* Task to complete *
Exactly as they appear, output all of the records. Skip any images.

-- start Input --

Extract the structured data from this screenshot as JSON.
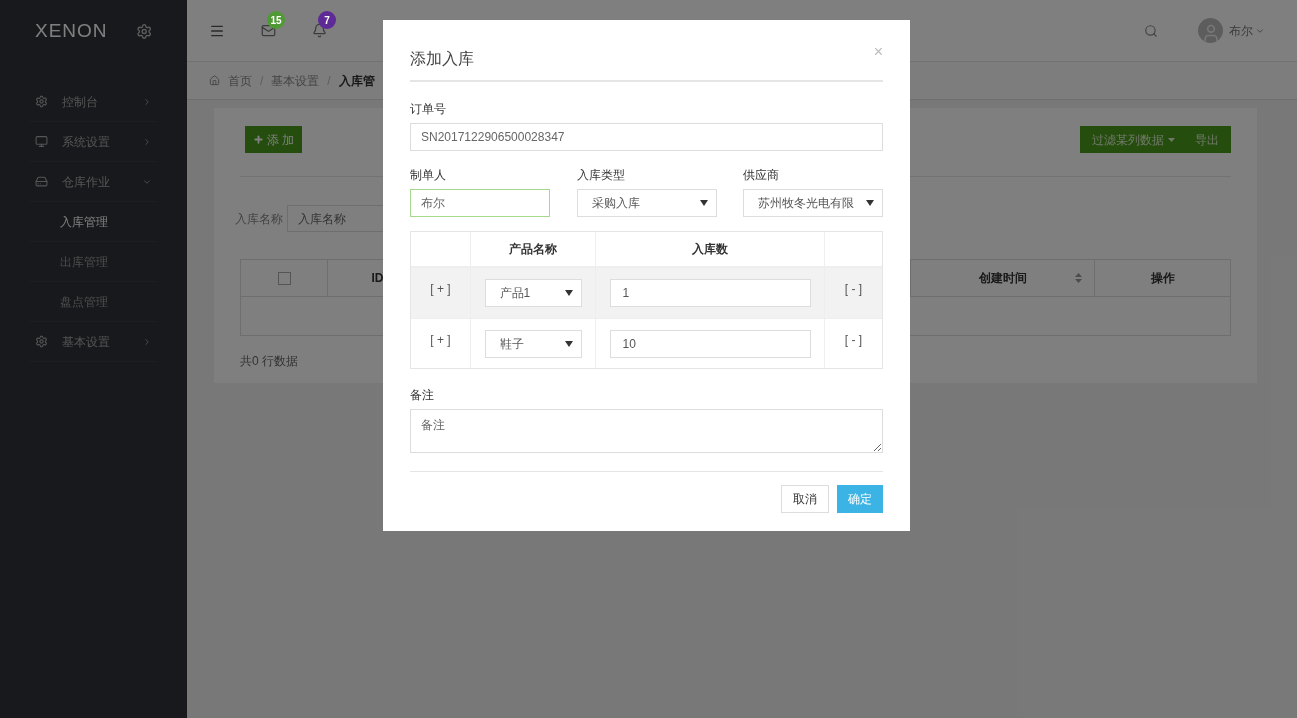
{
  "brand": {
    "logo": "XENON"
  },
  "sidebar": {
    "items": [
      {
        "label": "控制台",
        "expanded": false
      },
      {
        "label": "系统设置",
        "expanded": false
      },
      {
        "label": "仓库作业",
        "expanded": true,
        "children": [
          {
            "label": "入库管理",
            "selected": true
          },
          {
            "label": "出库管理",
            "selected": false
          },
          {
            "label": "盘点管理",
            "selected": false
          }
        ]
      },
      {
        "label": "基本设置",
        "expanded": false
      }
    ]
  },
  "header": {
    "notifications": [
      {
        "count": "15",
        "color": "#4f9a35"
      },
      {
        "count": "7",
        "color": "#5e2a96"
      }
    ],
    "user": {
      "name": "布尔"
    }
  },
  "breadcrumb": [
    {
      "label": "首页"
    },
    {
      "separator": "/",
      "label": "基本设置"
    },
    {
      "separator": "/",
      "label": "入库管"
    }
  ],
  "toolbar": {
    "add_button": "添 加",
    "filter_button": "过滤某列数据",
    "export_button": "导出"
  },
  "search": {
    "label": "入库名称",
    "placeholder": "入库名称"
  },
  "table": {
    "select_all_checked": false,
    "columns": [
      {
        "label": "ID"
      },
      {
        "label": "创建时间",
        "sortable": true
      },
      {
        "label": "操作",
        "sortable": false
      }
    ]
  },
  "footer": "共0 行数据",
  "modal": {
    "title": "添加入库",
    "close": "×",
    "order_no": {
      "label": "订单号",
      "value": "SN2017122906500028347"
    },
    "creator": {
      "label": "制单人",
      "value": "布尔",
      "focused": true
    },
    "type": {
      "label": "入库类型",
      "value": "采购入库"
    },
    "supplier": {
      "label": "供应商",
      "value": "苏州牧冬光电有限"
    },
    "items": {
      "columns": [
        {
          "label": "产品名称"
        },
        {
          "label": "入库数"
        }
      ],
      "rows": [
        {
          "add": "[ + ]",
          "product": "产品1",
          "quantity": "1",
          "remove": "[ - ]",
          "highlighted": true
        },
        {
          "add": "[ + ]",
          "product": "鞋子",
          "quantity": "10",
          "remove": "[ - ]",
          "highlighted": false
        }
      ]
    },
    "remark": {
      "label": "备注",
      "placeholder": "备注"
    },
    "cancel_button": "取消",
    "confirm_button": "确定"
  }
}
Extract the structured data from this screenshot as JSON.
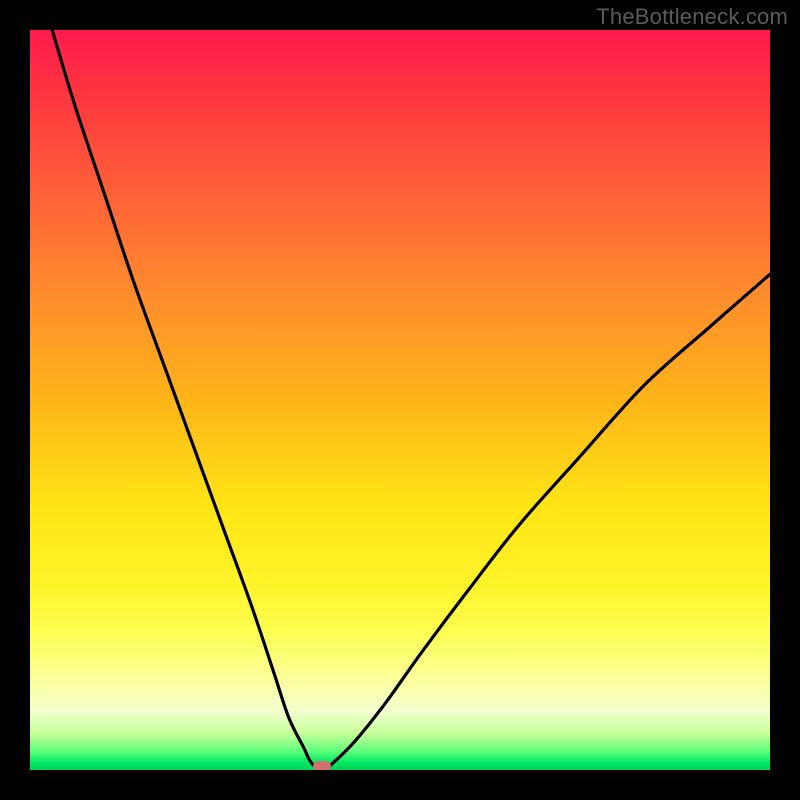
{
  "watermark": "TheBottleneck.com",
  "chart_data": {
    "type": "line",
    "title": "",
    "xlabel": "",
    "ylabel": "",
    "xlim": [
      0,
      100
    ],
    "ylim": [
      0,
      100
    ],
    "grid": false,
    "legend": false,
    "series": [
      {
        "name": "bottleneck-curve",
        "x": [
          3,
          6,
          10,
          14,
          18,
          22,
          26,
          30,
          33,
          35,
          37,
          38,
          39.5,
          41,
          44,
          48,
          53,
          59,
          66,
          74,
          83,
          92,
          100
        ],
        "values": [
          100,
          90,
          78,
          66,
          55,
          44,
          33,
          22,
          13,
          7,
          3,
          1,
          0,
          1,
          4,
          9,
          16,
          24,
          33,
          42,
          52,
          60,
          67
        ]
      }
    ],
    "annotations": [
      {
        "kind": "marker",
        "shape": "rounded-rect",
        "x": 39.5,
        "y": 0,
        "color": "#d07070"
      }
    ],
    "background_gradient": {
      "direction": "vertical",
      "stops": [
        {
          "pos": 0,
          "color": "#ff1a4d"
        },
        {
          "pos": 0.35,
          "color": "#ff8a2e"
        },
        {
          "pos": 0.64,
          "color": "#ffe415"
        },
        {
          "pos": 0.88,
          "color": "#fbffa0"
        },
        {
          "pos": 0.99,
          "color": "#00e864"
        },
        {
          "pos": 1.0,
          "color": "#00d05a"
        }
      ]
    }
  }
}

-- end Input --

* Task output *
Extract the structured data from this screenshot as JSON.
{
  "brand": {
    "logo": "XENON"
  },
  "sidebar": {
    "items": [
      {
        "label": "控制台",
        "expanded": false
      },
      {
        "label": "系统设置",
        "expanded": false
      },
      {
        "label": "仓库作业",
        "expanded": true,
        "children": [
          {
            "label": "入库管理",
            "selected": true
          },
          {
            "label": "出库管理",
            "selected": false
          },
          {
            "label": "盘点管理",
            "selected": false
          }
        ]
      },
      {
        "label": "基本设置",
        "expanded": false
      }
    ]
  },
  "header": {
    "notifications": [
      {
        "count": "15",
        "color": "#4f9a35"
      },
      {
        "count": "7",
        "color": "#5e2a96"
      }
    ],
    "user": {
      "name": "布尔"
    }
  },
  "breadcrumb": [
    {
      "label": "首页"
    },
    {
      "separator": "/",
      "label": "基本设置"
    },
    {
      "separator": "/",
      "label": "入库管"
    }
  ],
  "toolbar": {
    "add_button": "添 加",
    "filter_button": "过滤某列数据",
    "export_button": "导出"
  },
  "search": {
    "label": "入库名称",
    "placeholder": "入库名称"
  },
  "table": {
    "select_all_checked": false,
    "columns": [
      {
        "label": "ID"
      },
      {
        "label": "创建时间",
        "sortable": true
      },
      {
        "label": "操作",
        "sortable": false
      }
    ]
  },
  "footer": "共0 行数据",
  "modal": {
    "title": "添加入库",
    "close": "×",
    "order_no": {
      "label": "订单号",
      "value": "SN2017122906500028347"
    },
    "creator": {
      "label": "制单人",
      "value": "布尔",
      "focused": true
    },
    "type": {
      "label": "入库类型",
      "value": "采购入库"
    },
    "supplier": {
      "label": "供应商",
      "value": "苏州牧冬光电有限"
    },
    "items": {
      "columns": [
        {
          "label": "产品名称"
        },
        {
          "label": "入库数"
        }
      ],
      "rows": [
        {
          "add": "[ + ]",
          "product": "产品1",
          "quantity": "1",
          "remove": "[ - ]",
          "highlighted": true
        },
        {
          "add": "[ + ]",
          "product": "鞋子",
          "quantity": "10",
          "remove": "[ - ]",
          "highlighted": false
        }
      ]
    },
    "remark": {
      "label": "备注",
      "placeholder": "备注"
    },
    "cancel_button": "取消",
    "confirm_button": "确定"
  }
}
Extract the structured data from this screenshot as JSON.
{
  "watermark": "TheBottleneck.com",
  "chart_data": {
    "type": "line",
    "title": "",
    "xlabel": "",
    "ylabel": "",
    "xlim": [
      0,
      100
    ],
    "ylim": [
      0,
      100
    ],
    "grid": false,
    "legend": false,
    "series": [
      {
        "name": "bottleneck-curve",
        "x": [
          3,
          6,
          10,
          14,
          18,
          22,
          26,
          30,
          33,
          35,
          37,
          38,
          39.5,
          41,
          44,
          48,
          53,
          59,
          66,
          74,
          83,
          92,
          100
        ],
        "values": [
          100,
          90,
          78,
          66,
          55,
          44,
          33,
          22,
          13,
          7,
          3,
          1,
          0,
          1,
          4,
          9,
          16,
          24,
          33,
          42,
          52,
          60,
          67
        ]
      }
    ],
    "annotations": [
      {
        "kind": "marker",
        "shape": "rounded-rect",
        "x": 39.5,
        "y": 0,
        "color": "#d07070"
      }
    ],
    "background_gradient": {
      "direction": "vertical",
      "stops": [
        {
          "pos": 0,
          "color": "#ff1a4d"
        },
        {
          "pos": 0.35,
          "color": "#ff8a2e"
        },
        {
          "pos": 0.64,
          "color": "#ffe415"
        },
        {
          "pos": 0.88,
          "color": "#fbffa0"
        },
        {
          "pos": 0.99,
          "color": "#00e864"
        },
        {
          "pos": 1.0,
          "color": "#00d05a"
        }
      ]
    }
  }
}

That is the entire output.